INFORMATION SHOWN -
--- begin ---
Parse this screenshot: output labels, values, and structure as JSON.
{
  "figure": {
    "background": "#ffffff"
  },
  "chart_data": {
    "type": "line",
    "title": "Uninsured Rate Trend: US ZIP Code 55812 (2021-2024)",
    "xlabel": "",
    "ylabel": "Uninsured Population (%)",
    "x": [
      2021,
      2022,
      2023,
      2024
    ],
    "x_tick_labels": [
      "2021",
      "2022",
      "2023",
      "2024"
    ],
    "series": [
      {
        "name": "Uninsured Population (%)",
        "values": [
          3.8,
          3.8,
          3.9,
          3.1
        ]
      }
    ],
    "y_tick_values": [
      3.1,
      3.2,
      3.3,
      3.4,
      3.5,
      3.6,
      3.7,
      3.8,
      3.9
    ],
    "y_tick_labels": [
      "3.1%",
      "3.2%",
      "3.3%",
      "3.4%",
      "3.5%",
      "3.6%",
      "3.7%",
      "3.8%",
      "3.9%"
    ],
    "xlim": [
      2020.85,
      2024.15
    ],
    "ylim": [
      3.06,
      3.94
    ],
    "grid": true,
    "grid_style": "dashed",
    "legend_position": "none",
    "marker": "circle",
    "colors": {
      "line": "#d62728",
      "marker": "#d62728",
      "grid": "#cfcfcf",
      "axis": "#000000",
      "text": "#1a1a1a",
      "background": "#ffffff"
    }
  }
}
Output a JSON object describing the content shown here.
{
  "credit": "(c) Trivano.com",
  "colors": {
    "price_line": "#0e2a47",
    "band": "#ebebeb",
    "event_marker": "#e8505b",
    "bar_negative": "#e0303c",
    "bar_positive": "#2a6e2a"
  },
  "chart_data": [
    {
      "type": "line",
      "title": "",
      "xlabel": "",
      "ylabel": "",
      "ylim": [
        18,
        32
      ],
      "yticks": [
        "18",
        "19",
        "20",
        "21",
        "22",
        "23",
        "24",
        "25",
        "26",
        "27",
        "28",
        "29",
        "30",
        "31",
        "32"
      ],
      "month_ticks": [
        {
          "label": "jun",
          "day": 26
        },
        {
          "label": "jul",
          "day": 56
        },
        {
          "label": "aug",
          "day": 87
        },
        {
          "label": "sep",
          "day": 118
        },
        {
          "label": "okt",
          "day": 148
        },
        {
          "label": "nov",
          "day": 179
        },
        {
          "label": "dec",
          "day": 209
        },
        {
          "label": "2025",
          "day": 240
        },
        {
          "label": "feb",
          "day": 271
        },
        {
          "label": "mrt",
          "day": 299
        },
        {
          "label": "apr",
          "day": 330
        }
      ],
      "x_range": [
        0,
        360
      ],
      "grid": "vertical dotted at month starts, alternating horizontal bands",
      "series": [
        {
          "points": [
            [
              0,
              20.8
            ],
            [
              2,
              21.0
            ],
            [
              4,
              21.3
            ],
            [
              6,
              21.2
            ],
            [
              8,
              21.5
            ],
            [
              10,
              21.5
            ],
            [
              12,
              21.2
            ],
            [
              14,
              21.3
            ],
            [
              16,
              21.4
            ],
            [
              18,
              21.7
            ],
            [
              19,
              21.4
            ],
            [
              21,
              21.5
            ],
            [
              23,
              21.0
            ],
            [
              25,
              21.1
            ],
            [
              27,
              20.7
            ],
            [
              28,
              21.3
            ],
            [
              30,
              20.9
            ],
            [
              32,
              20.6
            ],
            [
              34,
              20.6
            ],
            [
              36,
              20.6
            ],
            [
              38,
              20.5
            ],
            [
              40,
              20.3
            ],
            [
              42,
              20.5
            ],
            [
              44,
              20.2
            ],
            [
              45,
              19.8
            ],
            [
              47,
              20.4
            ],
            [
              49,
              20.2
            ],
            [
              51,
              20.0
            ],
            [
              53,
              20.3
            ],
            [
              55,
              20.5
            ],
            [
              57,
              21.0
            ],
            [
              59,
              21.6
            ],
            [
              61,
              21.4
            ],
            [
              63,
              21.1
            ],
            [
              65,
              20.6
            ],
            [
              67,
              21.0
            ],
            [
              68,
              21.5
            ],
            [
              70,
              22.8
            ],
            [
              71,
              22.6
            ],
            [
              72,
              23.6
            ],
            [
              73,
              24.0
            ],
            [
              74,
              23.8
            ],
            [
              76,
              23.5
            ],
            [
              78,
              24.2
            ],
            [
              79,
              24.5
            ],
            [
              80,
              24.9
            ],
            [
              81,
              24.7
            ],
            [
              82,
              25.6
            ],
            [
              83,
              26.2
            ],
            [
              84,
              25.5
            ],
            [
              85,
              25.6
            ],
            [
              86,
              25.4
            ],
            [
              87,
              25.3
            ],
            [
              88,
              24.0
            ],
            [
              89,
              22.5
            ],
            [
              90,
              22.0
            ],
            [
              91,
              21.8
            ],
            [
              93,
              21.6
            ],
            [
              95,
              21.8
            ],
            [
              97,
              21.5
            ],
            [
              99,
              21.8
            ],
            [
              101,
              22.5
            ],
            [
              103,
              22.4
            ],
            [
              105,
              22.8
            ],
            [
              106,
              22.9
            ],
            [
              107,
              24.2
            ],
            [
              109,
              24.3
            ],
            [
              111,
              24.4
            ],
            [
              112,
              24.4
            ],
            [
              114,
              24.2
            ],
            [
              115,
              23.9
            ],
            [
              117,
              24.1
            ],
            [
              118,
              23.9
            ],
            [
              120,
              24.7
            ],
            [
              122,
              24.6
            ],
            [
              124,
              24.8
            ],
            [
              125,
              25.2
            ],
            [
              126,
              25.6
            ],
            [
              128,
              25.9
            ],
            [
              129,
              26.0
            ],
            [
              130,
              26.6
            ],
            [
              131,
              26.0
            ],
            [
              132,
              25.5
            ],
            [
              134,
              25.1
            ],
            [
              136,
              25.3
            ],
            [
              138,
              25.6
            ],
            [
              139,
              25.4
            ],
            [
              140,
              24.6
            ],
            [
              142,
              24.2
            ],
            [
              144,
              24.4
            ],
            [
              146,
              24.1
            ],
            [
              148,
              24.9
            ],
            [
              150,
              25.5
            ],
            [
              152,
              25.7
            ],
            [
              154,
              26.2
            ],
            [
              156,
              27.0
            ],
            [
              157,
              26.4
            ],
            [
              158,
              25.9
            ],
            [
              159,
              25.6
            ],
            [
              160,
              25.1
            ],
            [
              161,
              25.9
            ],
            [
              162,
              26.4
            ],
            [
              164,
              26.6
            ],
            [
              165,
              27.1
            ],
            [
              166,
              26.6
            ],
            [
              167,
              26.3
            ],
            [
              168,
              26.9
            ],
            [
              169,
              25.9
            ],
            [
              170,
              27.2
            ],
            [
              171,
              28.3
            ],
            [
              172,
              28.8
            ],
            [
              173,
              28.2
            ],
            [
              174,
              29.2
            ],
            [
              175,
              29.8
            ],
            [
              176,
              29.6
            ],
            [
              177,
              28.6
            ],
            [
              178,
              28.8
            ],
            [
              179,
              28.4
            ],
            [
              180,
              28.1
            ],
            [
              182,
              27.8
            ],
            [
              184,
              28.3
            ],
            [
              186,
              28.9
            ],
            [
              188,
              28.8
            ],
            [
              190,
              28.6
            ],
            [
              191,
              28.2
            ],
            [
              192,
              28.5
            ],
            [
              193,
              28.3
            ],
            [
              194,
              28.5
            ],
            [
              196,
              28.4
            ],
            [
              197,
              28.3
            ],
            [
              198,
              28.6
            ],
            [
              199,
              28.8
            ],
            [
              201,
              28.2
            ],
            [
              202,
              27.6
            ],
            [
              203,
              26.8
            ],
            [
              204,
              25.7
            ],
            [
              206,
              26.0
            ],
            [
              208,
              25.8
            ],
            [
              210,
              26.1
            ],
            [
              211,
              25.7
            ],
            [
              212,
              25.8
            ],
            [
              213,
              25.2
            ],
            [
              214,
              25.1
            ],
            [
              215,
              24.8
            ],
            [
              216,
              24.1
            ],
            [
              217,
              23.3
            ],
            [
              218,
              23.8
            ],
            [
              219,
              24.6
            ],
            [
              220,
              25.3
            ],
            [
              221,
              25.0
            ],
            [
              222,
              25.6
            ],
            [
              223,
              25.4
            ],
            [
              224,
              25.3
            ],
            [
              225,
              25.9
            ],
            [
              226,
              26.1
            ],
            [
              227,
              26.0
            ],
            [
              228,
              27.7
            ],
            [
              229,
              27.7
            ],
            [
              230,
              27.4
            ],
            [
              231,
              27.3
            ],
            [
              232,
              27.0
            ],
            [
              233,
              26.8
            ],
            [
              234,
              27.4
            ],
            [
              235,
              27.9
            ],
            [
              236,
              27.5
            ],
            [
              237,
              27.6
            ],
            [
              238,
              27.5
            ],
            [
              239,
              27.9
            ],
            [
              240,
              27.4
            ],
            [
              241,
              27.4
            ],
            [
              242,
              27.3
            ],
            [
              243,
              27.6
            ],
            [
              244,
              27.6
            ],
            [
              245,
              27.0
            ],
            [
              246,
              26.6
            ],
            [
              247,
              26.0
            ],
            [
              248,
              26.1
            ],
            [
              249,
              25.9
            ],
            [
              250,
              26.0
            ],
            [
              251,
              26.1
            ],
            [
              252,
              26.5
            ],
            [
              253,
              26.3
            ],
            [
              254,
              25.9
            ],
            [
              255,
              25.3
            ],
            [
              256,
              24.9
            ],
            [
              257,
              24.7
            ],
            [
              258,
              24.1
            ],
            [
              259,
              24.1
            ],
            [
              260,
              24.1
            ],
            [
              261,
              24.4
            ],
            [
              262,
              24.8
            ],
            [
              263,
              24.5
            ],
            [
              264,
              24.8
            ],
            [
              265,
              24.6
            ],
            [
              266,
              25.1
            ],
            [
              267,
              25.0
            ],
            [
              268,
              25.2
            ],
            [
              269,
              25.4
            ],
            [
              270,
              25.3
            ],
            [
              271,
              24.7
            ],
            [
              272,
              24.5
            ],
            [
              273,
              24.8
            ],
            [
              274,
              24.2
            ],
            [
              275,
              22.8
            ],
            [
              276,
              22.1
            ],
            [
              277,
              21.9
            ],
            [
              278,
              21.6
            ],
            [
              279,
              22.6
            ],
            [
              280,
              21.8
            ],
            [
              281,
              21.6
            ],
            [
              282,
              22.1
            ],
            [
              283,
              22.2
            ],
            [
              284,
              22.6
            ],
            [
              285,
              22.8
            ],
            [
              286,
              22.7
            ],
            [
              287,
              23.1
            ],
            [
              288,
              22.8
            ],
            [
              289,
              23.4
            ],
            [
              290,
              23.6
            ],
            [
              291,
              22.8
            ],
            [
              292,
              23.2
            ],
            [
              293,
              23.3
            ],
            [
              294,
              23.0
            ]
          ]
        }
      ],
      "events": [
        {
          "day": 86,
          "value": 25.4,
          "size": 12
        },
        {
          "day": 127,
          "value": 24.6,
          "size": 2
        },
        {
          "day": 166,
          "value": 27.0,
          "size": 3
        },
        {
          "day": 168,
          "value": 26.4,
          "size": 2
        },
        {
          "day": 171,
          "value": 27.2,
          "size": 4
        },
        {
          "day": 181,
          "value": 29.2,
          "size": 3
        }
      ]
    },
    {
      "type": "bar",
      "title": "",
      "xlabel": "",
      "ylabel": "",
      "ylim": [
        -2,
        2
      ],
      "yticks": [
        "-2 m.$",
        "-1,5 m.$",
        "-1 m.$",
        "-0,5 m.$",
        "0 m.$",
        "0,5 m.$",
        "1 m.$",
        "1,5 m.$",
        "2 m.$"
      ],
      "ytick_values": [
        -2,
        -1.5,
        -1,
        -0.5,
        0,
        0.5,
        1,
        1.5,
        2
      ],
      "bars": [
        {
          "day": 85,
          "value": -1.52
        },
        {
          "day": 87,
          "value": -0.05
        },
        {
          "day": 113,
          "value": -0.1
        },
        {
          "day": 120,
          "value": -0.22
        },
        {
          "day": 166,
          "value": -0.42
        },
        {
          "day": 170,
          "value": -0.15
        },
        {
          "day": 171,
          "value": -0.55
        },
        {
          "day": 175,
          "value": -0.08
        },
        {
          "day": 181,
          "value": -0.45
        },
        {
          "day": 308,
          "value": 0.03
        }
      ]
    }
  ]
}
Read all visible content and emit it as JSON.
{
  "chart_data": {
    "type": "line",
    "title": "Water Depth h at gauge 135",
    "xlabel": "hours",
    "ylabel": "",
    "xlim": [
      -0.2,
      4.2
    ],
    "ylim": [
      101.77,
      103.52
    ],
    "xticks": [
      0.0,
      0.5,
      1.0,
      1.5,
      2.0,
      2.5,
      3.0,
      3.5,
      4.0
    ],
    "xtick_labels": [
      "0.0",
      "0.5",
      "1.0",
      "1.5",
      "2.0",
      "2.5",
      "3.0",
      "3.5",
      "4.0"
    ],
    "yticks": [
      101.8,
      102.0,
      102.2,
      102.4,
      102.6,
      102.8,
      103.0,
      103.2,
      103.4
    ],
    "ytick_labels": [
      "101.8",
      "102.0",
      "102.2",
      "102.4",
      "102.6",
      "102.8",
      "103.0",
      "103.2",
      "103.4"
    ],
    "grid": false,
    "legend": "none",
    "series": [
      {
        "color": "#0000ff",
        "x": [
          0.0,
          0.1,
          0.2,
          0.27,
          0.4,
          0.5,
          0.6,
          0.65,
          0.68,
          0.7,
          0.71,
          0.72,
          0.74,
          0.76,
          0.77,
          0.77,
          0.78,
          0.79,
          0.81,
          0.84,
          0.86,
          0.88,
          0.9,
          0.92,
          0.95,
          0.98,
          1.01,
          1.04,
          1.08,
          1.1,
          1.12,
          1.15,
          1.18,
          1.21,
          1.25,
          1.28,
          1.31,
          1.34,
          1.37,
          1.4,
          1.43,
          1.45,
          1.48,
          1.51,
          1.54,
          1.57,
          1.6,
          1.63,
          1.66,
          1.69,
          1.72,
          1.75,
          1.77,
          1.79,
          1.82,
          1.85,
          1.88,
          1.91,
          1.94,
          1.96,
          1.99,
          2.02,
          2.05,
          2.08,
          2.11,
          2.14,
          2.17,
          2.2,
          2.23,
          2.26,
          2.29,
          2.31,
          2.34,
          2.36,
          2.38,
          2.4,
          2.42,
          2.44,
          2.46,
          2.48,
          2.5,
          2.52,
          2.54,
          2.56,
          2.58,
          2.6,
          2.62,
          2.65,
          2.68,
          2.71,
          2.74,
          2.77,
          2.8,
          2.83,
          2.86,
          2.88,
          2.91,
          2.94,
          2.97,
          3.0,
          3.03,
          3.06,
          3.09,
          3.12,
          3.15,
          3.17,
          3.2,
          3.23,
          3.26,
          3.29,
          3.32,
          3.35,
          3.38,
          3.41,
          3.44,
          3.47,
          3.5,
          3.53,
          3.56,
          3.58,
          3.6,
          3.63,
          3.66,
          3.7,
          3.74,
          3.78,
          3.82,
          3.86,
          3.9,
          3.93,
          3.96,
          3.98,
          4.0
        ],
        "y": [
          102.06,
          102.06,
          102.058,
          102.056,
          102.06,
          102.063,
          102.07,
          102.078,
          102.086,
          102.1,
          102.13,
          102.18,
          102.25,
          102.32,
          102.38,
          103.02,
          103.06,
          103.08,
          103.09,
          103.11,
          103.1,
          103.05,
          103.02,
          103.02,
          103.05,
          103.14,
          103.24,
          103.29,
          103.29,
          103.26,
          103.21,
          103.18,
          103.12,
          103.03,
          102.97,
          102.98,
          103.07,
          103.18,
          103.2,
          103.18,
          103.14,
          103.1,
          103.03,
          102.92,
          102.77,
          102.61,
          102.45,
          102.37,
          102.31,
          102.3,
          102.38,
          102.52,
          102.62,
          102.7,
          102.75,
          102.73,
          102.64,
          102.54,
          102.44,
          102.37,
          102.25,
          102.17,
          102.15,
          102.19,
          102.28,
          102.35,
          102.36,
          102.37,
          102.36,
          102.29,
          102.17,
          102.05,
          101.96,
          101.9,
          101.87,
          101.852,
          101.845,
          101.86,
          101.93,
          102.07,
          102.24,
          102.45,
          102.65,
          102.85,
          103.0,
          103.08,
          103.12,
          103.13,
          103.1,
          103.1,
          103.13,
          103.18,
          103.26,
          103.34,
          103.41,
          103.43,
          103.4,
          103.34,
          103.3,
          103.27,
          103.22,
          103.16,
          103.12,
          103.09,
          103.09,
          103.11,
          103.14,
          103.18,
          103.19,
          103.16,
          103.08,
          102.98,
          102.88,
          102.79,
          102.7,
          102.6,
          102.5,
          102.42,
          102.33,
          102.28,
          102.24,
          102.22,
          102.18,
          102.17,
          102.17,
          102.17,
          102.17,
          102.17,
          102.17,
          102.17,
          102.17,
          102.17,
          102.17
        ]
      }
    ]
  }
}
--- end ---
TASK PROMPT - Copy each line above where the string "Uninsured" occurs.

ANSWER TO THIS EXERCISE -
    "title": "Uninsured Rate Trend: US ZIP Code 55812 (2021-2024)",
    "ylabel": "Uninsured Population (%)",
        "name": "Uninsured Population (%)",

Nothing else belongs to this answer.